-- EXERCISE DESCRIPTION --
Identify the lines that contain the string "Enumerate" and copy all of them.

-- MATERIAL --
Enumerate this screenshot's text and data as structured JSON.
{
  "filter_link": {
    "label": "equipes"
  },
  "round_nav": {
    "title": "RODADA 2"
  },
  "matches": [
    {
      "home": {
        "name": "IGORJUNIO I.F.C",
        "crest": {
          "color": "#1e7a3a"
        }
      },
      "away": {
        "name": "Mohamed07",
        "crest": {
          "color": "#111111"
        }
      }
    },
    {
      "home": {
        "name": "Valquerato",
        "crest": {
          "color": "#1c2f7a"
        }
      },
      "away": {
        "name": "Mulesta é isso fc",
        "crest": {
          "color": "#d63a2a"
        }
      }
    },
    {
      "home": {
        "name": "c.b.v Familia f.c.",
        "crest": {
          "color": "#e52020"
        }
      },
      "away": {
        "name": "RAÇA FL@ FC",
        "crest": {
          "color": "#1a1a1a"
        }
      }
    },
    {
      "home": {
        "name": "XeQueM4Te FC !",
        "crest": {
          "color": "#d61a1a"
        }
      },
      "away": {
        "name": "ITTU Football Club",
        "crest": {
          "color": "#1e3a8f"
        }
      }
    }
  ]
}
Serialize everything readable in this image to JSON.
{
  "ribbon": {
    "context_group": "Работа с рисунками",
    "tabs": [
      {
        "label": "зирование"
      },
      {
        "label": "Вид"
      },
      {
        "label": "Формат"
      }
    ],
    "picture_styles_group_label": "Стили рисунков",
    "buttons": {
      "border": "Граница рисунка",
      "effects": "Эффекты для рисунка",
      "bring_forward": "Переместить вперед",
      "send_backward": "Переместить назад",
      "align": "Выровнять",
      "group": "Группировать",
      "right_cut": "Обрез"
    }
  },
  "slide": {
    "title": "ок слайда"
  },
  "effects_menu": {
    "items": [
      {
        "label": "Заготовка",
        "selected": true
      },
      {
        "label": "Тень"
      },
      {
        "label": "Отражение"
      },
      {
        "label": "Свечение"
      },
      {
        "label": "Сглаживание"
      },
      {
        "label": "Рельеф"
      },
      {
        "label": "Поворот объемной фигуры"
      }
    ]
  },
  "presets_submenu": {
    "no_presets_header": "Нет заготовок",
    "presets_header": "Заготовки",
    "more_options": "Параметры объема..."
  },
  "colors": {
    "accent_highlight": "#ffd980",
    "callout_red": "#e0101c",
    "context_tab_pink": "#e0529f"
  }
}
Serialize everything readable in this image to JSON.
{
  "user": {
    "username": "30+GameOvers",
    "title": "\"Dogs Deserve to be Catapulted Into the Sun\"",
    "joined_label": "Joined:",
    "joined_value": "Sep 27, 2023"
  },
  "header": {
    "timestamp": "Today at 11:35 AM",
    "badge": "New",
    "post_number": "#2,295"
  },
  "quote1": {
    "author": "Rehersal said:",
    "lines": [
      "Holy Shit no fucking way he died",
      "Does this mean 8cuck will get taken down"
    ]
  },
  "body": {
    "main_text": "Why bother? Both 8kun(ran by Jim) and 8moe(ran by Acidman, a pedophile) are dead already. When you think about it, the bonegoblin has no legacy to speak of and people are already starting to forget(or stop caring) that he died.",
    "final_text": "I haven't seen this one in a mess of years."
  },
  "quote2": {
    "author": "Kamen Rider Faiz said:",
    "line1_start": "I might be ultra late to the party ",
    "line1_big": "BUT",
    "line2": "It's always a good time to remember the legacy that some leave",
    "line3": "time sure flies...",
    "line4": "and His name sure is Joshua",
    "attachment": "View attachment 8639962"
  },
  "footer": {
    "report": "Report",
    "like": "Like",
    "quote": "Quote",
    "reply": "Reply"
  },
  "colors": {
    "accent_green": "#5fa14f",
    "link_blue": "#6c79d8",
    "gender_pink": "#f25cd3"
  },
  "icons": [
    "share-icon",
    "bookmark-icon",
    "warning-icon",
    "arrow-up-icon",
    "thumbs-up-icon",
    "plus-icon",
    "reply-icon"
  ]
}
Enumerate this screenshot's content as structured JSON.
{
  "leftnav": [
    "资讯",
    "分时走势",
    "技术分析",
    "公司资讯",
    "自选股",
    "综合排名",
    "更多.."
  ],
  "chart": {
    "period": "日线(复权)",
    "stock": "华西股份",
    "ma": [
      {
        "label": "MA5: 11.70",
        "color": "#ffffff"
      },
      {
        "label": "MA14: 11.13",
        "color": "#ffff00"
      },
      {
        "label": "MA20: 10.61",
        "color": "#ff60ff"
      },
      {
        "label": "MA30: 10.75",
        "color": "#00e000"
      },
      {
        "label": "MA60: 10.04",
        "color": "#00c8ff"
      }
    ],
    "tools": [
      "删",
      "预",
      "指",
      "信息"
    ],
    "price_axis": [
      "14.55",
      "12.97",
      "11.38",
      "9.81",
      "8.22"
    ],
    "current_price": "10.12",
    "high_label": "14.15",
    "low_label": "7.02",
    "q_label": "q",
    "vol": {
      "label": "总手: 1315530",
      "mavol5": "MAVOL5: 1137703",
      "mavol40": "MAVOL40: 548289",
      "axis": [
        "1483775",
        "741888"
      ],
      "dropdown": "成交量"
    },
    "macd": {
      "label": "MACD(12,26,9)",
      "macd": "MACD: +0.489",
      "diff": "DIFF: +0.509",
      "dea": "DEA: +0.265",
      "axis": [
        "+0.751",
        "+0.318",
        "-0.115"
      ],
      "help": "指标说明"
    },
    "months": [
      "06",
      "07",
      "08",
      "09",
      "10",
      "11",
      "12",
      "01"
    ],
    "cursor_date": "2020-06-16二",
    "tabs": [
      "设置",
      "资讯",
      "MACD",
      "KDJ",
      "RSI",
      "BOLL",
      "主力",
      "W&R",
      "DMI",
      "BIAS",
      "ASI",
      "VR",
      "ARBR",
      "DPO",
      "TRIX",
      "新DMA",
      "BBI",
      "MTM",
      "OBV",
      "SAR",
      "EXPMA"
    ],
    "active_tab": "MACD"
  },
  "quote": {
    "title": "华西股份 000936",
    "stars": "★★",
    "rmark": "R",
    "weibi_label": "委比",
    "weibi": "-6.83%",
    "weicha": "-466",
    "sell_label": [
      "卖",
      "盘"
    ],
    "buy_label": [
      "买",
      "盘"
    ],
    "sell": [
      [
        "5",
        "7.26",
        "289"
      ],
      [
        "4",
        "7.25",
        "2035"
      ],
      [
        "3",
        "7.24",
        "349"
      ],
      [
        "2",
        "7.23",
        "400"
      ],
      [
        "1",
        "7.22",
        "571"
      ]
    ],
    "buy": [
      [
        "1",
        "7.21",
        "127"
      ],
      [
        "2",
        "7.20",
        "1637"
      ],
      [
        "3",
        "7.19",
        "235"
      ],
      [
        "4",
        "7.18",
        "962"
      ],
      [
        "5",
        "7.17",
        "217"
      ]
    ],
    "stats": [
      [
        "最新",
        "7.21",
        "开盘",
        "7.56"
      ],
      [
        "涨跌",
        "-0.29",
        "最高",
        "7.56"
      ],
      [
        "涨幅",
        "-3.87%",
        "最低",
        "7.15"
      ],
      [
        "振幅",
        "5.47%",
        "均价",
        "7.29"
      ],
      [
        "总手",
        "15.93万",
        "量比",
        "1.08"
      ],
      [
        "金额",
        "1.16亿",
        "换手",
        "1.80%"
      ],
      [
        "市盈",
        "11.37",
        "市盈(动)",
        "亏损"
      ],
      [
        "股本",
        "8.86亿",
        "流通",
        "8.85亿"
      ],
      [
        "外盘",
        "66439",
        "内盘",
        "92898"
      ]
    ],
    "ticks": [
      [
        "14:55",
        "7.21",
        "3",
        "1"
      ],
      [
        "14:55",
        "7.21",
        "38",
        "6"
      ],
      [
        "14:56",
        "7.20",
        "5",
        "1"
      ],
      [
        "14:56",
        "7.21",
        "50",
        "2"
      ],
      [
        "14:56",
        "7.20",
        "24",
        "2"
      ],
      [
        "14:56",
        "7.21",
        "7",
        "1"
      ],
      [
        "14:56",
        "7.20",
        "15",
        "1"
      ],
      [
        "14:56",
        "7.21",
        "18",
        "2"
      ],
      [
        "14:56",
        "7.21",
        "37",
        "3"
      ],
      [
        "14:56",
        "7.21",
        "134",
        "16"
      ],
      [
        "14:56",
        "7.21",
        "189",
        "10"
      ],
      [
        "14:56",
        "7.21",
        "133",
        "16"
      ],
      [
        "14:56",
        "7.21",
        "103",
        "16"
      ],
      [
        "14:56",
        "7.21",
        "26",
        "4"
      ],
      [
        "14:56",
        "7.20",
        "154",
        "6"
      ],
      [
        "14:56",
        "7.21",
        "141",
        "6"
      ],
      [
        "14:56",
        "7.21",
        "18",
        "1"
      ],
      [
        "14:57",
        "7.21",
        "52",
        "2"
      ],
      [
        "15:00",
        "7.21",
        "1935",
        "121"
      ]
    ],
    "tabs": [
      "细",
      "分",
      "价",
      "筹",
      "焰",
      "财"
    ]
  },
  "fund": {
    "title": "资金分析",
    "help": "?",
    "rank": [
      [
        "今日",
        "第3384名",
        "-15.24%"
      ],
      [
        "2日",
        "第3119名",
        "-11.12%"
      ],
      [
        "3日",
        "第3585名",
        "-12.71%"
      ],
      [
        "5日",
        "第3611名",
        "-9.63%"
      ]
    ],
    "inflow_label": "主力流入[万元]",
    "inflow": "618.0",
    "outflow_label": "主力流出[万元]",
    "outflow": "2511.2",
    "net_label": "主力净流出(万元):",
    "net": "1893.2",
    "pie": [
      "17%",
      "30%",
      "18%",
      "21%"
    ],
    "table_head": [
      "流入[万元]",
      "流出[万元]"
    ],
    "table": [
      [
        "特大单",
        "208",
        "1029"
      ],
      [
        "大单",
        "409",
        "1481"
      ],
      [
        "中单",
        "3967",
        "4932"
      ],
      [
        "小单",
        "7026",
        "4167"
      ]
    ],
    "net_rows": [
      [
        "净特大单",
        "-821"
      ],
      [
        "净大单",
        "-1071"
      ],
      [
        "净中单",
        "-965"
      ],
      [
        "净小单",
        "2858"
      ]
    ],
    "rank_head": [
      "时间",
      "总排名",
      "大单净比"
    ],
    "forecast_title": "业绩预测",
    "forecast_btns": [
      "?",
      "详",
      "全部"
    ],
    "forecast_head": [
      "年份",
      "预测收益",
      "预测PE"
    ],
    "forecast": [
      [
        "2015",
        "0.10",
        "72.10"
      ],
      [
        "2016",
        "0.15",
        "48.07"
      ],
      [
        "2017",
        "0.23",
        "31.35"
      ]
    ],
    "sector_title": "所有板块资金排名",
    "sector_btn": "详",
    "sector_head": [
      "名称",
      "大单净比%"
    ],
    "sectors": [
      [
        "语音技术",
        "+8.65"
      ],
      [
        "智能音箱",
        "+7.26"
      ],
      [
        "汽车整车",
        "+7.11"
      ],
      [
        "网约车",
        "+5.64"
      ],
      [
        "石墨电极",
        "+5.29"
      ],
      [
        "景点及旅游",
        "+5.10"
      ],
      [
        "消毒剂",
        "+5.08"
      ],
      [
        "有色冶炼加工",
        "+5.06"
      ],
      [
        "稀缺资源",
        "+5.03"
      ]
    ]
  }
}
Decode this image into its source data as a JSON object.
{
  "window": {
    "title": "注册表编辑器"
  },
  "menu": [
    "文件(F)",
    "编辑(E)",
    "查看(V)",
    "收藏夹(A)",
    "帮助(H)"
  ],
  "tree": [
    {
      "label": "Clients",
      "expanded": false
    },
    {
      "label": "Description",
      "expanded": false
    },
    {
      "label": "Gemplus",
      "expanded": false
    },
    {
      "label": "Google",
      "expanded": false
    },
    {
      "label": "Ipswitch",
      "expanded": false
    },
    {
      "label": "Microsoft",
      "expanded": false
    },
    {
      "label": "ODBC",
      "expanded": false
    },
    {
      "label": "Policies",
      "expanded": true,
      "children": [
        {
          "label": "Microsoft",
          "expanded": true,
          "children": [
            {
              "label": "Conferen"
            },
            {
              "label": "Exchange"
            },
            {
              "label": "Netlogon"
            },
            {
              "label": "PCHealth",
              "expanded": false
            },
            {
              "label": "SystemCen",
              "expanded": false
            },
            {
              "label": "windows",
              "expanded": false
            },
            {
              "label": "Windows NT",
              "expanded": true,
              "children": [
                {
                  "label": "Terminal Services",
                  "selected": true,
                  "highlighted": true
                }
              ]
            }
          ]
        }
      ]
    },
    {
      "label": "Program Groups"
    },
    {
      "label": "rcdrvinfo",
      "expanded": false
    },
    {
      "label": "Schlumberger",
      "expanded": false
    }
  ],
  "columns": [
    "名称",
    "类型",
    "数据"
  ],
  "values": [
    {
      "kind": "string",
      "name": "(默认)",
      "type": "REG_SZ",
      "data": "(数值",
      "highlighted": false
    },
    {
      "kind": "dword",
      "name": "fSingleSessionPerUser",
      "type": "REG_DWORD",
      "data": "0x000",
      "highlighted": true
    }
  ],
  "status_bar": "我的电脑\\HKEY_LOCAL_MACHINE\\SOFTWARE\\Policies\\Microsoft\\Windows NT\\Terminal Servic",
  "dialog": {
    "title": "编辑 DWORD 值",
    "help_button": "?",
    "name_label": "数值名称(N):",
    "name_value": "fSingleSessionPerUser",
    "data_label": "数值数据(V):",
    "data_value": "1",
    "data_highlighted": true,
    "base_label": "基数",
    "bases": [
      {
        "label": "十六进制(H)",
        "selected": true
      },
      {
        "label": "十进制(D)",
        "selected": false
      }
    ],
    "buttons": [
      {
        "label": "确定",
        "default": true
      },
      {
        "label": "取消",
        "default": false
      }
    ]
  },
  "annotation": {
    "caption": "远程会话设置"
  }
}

-- EXPECTED ANSWER --
Enumerate this screenshot's text and data as structured JSON.
Enumerate this screenshot's content as structured JSON.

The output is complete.